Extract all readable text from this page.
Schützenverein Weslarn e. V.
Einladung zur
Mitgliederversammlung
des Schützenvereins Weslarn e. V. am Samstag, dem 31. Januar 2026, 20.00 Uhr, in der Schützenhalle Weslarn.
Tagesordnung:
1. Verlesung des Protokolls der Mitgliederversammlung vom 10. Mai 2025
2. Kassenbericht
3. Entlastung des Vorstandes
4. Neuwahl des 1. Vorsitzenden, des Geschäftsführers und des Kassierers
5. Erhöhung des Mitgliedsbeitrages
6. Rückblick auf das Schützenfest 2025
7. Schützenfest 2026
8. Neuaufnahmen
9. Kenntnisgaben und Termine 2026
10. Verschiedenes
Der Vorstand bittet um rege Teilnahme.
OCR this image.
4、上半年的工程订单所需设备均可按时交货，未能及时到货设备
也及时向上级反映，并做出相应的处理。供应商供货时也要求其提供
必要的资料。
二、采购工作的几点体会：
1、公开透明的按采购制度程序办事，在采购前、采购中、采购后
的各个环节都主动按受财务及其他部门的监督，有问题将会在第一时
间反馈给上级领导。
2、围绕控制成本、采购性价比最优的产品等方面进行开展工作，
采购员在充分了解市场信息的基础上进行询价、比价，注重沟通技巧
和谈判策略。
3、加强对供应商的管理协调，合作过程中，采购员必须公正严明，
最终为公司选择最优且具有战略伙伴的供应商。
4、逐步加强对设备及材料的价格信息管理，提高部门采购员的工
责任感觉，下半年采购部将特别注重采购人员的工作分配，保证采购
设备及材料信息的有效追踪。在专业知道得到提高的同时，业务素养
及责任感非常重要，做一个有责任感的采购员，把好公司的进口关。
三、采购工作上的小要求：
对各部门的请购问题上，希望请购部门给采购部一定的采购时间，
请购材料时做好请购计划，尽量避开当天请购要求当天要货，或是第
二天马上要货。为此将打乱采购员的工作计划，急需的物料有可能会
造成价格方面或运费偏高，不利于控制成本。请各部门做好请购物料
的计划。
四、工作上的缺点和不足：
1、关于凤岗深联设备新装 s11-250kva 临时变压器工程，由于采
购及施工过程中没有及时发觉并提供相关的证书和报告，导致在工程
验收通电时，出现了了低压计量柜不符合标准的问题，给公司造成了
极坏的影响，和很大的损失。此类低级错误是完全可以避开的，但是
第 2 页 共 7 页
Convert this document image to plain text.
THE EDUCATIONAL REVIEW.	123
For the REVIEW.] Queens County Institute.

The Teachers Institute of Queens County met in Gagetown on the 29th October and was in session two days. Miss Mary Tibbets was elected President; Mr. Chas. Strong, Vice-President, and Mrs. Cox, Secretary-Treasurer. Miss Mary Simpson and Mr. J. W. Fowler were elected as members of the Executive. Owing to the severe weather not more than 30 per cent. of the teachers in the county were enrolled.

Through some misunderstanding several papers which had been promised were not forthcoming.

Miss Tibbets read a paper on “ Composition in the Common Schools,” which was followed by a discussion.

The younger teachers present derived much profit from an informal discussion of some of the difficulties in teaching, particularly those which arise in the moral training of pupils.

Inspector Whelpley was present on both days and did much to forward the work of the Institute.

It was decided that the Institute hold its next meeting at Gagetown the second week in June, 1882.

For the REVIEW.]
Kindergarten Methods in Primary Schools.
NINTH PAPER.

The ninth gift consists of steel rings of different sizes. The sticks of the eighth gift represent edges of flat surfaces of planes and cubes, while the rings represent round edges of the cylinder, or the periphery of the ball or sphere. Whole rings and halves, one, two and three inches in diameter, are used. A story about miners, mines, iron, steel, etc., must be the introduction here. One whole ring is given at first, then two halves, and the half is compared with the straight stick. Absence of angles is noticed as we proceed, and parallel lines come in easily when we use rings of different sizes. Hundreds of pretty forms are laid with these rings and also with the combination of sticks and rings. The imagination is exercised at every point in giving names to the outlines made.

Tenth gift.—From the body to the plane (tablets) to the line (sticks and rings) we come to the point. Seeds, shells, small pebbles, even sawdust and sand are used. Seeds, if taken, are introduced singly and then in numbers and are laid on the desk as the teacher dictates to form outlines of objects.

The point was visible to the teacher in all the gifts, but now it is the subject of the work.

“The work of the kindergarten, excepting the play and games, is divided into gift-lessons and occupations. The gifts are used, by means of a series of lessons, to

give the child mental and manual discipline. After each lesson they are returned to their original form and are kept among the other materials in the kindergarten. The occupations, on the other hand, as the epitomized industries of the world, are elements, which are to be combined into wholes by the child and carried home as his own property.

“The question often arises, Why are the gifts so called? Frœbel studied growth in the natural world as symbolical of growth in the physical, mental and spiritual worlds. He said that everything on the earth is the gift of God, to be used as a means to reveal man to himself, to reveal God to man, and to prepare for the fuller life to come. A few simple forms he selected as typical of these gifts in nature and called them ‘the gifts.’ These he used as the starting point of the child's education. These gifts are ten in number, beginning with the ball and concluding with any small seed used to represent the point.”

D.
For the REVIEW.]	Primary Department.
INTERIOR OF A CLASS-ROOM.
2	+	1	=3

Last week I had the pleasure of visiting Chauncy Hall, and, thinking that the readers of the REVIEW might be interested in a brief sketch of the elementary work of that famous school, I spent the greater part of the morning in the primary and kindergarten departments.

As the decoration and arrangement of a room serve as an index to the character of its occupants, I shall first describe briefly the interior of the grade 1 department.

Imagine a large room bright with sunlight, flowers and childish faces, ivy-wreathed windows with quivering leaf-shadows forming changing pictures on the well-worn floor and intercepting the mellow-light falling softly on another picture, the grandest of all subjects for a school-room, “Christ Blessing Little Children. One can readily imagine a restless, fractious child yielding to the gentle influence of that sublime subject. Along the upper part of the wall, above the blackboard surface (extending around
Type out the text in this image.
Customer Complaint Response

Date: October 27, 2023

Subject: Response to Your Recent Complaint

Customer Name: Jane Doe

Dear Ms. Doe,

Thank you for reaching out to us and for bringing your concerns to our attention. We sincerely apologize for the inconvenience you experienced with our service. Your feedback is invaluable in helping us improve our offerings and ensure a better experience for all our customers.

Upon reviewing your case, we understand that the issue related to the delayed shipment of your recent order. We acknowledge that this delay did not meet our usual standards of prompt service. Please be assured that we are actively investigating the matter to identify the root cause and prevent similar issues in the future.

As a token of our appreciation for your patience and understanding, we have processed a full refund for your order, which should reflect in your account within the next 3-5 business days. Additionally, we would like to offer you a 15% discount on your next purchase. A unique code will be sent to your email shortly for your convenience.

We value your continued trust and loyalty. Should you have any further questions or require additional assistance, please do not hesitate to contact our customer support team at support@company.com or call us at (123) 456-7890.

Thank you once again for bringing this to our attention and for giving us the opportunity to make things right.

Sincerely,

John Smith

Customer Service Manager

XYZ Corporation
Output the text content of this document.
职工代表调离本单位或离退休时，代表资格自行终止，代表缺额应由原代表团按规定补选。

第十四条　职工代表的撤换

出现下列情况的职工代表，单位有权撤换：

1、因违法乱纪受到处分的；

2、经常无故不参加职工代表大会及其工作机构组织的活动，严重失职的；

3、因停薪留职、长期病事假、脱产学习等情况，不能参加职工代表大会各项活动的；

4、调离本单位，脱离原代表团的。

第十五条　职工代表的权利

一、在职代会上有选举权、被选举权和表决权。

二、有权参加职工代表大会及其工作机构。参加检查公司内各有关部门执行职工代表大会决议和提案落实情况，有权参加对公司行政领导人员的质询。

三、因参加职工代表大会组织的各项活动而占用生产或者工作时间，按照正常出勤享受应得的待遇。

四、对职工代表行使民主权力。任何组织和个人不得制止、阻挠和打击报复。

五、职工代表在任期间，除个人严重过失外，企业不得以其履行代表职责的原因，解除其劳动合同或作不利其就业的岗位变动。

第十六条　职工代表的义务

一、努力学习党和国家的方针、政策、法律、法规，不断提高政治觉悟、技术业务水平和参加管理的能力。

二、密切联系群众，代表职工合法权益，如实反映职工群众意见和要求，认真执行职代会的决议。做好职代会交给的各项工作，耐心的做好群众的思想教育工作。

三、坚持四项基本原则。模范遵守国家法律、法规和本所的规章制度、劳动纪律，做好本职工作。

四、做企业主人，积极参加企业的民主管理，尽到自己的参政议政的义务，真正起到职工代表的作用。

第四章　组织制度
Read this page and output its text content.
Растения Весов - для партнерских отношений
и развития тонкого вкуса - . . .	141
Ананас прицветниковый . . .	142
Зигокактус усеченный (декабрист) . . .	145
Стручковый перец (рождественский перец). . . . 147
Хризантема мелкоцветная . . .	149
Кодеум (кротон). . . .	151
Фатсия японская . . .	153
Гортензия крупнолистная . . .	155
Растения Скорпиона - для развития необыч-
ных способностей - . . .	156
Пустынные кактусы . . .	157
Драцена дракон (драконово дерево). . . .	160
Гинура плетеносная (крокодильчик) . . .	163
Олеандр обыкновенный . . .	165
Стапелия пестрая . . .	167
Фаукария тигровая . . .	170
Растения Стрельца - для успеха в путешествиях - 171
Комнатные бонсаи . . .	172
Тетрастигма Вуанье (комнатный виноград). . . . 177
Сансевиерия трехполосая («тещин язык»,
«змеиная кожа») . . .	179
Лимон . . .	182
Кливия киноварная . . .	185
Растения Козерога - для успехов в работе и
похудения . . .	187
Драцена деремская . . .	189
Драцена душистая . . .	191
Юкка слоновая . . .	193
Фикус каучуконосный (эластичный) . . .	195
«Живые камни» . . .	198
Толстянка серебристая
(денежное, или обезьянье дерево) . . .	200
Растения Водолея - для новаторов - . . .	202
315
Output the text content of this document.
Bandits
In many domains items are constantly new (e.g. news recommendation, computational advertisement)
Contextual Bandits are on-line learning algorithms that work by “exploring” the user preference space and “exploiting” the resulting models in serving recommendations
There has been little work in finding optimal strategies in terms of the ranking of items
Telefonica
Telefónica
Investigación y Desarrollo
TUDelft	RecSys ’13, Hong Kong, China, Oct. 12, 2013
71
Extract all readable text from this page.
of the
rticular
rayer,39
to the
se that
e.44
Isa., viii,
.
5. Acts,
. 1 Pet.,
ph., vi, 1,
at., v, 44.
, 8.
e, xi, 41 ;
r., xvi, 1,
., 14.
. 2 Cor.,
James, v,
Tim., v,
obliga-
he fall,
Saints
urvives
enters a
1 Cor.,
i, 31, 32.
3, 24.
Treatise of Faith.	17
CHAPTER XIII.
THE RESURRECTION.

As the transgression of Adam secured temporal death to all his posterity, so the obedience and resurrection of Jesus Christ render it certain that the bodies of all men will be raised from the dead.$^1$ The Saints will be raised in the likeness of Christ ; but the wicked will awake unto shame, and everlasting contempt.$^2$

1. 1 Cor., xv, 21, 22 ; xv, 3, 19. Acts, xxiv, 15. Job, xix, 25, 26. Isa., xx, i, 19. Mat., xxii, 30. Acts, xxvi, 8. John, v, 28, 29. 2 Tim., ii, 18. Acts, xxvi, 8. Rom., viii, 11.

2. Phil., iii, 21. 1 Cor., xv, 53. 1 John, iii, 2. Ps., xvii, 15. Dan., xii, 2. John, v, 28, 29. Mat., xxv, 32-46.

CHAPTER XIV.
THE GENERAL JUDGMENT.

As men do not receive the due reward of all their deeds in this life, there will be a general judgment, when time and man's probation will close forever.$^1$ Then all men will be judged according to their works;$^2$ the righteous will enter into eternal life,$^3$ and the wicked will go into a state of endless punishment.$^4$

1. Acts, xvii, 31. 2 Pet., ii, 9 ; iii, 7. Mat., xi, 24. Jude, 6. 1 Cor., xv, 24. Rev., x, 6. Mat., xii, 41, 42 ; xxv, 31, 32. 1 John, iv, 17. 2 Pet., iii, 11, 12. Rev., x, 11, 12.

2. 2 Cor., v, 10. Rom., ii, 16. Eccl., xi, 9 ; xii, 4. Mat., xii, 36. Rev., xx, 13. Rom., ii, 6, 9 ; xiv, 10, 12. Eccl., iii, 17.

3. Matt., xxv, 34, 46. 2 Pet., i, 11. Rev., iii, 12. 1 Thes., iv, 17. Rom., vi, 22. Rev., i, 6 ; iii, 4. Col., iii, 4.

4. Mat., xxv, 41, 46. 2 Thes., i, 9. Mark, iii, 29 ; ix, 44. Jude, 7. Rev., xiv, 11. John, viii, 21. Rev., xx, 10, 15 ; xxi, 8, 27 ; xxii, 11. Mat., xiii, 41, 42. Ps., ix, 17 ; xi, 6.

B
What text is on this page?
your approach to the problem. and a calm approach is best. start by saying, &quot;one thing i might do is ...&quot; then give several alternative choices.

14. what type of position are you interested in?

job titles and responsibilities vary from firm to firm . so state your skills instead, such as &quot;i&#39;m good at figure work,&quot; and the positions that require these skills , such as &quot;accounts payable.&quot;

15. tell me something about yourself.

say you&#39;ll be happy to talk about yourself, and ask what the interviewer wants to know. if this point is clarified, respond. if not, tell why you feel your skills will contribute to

..........

Request: Which lines of the material contain the string "attention"? List each of them.

Correct answer:
Thank you for reaching out to us and for bringing your concerns to our attention. We sincerely apologize for the inconvenience you experienced with our service. Your feedback is invaluable in helping us improve our offerings and ensure a better experience for all our customers.
Thank you once again for bringing this to our attention and for giving us the opportunity to make things right.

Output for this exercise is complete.